If a page maps to a url but also is the start of another url nested beneath it, an index.js file at that location is used. See table below for examples.

API pages

Next JS includes a Node API. In Repairs Hub we use this feature to forward requests to other APIs following authorisation of the user. In particular, the Service API for Repairs is used for the majority of upstream calls.

Requests made from the frontend to a path starting /api will be routed to pages under the src/pages/api directory in the app (see table below). In most cases, the API passes the request straight through to the backend service API using a "catch all" endpoint (src/pages/api/[...path].js) - the square brackets and dotted notation means that "catch-all" endpoint will handle any API request which does not match a more specific route. We use more specific Node API routes in a few places to help with feature toggling, data redaction based on user role, and url-encoding, or sending requests to APIs other than the service API.

This leads to an important "gotcha" while developing. If an expected service API response does not match what's received by the frontend code, it's possible that a custom route in the intermediate Node API is processing or intercepting the request to change the received data. Check the API directory to see if there are any custom routes which might be transforming the request data.

* Data provided *
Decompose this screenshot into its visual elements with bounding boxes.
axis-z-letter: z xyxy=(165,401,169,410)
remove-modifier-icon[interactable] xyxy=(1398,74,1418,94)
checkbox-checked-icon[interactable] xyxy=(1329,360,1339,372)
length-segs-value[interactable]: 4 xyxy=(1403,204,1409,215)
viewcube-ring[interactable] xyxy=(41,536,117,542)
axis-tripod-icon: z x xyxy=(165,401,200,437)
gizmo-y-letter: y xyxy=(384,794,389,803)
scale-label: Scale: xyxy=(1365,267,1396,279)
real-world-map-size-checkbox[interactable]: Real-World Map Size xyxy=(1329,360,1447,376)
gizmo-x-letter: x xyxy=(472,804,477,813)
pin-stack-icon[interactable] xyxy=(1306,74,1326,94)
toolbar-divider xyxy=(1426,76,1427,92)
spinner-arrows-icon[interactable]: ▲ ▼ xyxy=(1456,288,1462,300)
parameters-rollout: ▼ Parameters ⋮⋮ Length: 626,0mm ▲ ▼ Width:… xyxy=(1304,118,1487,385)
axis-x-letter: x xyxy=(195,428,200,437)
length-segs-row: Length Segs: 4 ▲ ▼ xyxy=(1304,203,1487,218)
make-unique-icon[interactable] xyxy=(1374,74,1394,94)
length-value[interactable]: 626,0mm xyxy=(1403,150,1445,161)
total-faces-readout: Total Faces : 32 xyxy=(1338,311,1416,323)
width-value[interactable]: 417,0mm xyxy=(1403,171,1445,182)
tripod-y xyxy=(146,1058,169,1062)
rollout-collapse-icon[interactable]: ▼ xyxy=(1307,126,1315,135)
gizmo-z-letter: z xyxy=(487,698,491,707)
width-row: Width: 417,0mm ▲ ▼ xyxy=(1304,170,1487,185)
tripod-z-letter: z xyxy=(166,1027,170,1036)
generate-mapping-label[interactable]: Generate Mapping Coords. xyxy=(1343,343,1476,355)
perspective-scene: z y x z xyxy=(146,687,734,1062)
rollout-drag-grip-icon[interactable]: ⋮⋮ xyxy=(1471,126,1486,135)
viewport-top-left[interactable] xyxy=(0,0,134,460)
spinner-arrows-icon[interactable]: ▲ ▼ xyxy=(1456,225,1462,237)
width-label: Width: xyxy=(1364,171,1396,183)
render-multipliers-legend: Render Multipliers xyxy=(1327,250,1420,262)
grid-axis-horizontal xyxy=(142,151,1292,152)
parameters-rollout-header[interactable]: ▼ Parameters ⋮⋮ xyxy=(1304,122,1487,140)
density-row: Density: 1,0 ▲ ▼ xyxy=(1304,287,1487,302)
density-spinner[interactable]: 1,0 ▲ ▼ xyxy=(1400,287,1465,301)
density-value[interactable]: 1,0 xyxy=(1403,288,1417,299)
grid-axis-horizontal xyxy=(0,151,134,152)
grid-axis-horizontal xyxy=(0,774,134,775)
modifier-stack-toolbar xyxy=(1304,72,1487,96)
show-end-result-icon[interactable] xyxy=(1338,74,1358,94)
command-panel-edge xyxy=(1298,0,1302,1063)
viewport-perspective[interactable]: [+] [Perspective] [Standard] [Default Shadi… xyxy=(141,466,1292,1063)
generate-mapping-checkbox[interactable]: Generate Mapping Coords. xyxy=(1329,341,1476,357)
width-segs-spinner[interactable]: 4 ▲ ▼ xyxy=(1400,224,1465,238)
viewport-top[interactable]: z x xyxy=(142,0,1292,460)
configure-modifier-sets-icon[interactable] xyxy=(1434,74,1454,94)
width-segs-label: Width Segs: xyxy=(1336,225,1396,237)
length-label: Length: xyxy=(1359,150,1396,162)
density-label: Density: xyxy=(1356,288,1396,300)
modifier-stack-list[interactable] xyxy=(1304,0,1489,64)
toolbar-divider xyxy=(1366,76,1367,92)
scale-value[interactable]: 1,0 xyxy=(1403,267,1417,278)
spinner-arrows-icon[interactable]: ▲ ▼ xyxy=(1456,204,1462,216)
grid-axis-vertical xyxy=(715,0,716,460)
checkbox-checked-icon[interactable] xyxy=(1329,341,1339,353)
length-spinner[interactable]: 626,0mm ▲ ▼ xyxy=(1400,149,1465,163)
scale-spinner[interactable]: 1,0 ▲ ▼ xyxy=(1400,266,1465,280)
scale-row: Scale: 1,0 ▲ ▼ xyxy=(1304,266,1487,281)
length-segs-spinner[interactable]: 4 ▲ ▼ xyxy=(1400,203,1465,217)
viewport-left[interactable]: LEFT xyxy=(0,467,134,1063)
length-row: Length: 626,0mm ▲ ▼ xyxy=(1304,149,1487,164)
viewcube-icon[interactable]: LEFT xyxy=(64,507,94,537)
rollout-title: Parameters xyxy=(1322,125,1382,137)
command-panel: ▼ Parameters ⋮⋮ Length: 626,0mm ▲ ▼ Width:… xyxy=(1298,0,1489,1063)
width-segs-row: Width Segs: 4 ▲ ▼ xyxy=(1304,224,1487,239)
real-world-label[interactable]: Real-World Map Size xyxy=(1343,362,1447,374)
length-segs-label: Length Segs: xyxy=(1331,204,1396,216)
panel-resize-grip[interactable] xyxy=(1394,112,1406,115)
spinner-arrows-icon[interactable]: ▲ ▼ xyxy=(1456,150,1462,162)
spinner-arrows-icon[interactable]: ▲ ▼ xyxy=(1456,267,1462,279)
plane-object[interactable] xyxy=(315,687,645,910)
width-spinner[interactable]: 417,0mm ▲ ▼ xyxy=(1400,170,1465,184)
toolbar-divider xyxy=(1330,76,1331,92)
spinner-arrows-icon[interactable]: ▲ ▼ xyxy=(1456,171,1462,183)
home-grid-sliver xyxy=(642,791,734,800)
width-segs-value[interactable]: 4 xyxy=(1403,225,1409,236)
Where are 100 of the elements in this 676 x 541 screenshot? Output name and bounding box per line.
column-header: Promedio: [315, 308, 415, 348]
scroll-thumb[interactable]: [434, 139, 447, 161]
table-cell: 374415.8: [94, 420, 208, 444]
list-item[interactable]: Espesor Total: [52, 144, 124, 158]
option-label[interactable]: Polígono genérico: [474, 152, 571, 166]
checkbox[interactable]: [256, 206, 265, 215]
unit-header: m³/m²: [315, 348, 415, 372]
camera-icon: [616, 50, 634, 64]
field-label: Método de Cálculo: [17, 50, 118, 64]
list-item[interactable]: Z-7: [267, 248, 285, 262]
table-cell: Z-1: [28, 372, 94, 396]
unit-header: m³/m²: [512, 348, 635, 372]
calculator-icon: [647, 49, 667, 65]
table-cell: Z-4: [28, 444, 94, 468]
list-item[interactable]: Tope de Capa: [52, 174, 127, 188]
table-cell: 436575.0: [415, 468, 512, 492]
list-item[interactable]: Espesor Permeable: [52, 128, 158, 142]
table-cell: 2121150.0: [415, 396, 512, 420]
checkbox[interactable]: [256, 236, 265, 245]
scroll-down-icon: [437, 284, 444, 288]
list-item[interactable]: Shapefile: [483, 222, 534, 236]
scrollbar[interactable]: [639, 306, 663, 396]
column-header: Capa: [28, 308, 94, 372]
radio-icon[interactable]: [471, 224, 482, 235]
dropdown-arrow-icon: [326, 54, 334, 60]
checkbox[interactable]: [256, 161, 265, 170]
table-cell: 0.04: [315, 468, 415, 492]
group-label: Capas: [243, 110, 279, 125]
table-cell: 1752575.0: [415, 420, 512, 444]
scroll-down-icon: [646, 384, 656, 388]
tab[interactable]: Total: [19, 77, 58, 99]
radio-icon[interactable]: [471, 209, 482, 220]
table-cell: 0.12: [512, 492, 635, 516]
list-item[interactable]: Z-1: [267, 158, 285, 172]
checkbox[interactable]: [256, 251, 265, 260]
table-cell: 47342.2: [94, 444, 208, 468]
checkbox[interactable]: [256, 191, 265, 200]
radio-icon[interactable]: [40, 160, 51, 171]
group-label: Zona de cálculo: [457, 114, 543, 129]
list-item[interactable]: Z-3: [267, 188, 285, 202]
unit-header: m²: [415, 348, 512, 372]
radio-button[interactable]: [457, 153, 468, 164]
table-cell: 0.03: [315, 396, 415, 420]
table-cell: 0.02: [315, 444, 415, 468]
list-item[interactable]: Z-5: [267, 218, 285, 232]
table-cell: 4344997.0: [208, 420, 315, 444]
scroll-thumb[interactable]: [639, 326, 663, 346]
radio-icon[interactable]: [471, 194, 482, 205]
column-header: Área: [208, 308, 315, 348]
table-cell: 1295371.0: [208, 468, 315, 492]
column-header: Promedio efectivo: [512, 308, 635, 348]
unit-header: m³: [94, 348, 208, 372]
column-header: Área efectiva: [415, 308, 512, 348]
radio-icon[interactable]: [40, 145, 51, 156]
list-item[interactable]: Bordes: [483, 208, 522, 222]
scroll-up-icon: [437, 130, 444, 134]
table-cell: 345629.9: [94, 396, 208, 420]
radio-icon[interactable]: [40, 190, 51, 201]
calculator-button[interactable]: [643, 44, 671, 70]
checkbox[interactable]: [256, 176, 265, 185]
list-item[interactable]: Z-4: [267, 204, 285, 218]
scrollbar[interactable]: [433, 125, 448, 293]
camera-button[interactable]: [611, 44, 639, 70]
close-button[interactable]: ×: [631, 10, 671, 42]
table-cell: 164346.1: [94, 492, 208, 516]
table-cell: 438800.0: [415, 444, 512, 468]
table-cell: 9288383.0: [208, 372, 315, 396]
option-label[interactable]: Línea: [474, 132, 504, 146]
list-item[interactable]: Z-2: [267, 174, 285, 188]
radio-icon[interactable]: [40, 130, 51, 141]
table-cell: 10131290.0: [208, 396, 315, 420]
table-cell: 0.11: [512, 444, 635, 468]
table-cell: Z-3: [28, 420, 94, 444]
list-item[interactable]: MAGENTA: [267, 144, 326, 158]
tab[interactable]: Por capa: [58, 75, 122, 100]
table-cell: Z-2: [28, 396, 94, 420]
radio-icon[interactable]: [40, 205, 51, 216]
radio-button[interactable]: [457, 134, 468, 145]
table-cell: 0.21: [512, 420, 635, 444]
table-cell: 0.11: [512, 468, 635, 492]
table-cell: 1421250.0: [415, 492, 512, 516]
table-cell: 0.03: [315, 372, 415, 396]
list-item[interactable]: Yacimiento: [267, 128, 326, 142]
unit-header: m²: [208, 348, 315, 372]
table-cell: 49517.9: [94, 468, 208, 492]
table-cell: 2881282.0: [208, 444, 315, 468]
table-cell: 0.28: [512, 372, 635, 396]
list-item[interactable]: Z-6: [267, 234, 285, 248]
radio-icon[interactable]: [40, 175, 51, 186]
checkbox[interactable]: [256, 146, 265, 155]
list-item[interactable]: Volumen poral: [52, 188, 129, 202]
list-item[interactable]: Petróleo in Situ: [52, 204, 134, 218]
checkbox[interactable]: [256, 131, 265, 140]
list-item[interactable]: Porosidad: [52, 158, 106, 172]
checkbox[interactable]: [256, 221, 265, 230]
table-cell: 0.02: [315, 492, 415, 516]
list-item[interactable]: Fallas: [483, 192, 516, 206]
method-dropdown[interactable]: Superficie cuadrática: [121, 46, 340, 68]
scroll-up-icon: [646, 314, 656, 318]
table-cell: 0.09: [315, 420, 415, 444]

* Aim of the task *
Reproduce the passage on Repairs Hub API pages word for word, from "If a page maps" to "of upstream calls.".

* Solution for this exercise *
If a page maps to a url but also is the start of another url nested beneath it, an index.js file at that location is used. See table below for examples.

API pages

Next JS includes a Node API. In Repairs Hub we use this feature to forward requests to other APIs following authorisation of the user. In particular, the Service API for Repairs is used for the majority of upstream calls.